**Dataset rows:**
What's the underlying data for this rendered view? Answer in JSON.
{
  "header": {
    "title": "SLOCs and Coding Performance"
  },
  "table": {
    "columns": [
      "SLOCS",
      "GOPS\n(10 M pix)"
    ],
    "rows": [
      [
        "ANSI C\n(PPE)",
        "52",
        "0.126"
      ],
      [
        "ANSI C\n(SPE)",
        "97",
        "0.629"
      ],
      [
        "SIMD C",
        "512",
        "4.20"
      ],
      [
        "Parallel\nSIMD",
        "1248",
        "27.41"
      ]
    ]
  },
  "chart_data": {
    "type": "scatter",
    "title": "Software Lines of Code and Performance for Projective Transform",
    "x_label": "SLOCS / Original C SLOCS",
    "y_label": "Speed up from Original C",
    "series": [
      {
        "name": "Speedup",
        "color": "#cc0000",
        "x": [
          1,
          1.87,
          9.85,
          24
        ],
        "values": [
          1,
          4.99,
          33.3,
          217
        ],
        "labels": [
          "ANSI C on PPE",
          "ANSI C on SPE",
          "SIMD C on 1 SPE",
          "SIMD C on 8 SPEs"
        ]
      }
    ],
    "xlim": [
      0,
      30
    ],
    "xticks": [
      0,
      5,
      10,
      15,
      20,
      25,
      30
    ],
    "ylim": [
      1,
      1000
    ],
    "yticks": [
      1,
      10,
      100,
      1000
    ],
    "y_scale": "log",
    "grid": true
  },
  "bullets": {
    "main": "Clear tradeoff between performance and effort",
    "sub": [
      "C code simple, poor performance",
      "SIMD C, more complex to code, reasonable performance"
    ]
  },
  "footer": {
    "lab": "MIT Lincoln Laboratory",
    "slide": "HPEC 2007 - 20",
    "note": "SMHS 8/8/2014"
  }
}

**Job:**
All lines holding the word "ANSI" should be picked out and copied.

**Task answer:**
        "ANSI C\n(PPE)",
        "ANSI C\n(SPE)",
          "ANSI C on PPE",
          "ANSI C on SPE",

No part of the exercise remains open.